_Problem_: Search the entries below. Return every line that has "在手动进给方式下" in it.

┄┄┄┄┄┄┄┄┄┄

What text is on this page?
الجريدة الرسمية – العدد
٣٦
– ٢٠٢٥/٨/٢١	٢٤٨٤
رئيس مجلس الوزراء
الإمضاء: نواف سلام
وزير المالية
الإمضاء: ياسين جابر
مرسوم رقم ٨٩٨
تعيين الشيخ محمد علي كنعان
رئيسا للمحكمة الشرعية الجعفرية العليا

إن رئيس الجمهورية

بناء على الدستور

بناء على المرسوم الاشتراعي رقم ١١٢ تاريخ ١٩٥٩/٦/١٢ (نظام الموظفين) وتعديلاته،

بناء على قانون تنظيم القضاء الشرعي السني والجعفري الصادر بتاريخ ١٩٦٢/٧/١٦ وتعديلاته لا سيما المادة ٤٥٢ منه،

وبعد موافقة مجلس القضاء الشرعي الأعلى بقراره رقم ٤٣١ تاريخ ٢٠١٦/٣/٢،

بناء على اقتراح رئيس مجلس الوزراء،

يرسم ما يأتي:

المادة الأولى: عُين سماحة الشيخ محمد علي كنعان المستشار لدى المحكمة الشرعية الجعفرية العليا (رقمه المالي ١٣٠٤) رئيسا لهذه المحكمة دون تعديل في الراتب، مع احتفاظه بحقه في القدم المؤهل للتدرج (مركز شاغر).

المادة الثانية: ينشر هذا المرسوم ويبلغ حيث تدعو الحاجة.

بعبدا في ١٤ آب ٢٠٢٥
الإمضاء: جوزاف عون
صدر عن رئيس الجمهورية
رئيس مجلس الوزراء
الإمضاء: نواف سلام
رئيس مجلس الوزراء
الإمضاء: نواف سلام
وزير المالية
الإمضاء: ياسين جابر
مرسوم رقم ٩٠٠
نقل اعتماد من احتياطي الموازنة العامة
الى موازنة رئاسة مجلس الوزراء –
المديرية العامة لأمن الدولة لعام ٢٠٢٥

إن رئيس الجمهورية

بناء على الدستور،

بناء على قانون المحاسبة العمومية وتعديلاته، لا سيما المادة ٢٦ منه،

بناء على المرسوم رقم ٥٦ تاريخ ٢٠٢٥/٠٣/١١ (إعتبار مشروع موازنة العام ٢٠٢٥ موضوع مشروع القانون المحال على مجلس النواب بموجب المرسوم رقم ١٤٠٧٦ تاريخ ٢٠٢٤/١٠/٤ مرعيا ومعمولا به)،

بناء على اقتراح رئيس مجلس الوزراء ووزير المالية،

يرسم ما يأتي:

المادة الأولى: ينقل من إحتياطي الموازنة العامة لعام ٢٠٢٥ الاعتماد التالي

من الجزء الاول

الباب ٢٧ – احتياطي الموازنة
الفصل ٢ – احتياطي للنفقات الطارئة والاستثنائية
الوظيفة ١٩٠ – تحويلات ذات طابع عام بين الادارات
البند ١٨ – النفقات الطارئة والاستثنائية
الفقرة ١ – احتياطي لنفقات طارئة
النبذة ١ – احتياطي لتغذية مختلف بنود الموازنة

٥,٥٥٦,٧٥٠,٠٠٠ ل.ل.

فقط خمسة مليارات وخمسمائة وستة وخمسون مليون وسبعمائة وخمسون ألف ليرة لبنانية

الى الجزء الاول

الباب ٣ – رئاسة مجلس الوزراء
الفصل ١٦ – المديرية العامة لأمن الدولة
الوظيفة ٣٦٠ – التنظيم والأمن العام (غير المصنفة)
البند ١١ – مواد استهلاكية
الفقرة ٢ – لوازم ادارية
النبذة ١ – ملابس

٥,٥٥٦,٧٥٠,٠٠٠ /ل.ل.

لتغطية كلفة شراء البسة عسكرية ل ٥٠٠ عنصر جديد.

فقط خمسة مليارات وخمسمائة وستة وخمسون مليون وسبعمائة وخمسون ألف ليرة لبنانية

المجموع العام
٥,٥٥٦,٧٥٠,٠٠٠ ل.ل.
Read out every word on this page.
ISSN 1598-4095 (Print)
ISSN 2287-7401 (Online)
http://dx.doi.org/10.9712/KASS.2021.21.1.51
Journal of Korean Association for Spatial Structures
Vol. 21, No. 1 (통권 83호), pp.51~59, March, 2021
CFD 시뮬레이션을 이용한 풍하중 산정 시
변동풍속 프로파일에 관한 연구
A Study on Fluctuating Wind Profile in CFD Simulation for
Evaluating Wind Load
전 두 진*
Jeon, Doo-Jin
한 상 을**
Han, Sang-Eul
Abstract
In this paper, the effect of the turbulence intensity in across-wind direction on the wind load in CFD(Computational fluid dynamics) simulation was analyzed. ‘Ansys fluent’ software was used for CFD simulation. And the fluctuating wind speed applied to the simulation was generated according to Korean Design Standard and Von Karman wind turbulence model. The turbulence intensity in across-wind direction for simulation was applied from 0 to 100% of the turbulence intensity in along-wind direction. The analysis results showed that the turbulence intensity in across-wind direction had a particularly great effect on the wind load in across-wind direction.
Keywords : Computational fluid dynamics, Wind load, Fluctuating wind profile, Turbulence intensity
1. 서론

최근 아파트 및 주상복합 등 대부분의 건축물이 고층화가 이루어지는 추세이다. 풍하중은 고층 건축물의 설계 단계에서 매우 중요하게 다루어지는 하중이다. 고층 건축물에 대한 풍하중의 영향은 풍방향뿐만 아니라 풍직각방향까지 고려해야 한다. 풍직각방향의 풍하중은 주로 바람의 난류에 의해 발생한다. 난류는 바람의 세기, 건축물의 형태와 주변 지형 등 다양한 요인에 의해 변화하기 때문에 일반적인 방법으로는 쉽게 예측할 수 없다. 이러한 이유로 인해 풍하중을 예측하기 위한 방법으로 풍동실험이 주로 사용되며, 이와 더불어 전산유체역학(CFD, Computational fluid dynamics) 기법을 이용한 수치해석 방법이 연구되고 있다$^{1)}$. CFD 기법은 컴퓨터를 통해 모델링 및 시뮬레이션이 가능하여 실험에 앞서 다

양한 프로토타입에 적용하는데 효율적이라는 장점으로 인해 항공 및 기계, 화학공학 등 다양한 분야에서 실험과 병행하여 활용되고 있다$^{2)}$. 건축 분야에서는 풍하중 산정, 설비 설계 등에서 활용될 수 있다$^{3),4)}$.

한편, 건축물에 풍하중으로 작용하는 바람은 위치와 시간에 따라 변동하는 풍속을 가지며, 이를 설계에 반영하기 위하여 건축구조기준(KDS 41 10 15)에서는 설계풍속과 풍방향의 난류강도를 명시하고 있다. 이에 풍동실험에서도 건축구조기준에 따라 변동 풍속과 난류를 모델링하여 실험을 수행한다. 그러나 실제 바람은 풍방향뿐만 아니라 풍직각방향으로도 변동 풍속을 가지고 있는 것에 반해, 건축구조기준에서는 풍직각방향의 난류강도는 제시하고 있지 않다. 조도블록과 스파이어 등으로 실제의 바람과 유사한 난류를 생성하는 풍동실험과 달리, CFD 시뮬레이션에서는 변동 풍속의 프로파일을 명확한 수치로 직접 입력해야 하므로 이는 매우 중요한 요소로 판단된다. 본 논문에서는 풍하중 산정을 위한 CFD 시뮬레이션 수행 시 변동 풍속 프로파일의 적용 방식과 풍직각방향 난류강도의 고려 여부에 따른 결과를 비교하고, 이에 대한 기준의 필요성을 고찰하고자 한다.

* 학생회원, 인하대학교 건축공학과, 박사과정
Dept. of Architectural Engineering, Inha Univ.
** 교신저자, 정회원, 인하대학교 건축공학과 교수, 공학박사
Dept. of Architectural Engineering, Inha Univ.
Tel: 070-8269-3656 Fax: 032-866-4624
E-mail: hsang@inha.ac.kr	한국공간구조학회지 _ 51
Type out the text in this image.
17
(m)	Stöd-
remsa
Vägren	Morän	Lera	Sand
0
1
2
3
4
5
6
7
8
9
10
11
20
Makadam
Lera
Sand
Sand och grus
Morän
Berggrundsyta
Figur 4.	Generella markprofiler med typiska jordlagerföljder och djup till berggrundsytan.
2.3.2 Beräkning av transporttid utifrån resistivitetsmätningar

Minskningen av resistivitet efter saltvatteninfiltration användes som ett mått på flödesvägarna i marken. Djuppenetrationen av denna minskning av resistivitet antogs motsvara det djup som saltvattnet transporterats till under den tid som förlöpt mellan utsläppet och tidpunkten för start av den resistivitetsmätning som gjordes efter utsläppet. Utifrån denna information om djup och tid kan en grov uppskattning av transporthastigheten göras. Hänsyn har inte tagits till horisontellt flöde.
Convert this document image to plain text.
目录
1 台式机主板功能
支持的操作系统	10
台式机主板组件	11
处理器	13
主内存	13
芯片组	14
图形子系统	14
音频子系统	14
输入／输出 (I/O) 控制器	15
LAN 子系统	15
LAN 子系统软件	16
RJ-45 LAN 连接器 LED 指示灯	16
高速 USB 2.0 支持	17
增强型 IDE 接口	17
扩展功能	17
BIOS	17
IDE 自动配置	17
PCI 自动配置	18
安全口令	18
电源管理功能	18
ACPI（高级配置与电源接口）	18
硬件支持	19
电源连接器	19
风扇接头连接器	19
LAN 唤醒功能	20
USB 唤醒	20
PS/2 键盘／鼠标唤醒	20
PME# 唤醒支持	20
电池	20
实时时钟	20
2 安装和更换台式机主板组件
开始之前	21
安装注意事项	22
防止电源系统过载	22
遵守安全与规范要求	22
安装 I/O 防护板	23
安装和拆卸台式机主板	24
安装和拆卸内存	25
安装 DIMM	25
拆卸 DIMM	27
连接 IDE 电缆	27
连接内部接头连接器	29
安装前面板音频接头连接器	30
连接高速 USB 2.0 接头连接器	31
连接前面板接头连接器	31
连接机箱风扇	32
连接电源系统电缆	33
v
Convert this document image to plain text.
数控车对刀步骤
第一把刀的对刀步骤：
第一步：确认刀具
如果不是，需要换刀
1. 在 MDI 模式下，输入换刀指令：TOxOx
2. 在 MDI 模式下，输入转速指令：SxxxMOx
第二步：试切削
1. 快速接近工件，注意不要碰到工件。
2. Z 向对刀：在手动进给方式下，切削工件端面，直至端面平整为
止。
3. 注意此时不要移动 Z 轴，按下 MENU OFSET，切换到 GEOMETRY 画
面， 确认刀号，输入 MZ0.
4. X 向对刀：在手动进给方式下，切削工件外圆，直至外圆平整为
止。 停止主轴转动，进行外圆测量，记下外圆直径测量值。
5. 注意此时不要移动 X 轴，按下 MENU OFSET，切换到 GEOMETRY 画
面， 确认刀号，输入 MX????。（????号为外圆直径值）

┄┄┄┄┄┄┄┄┄┄

_The completed task_:
2. Z 向对刀：在手动进给方式下，切削工件端面，直至端面平整为
4. X 向对刀：在手动进给方式下，切削工件外圆，直至外圆平整为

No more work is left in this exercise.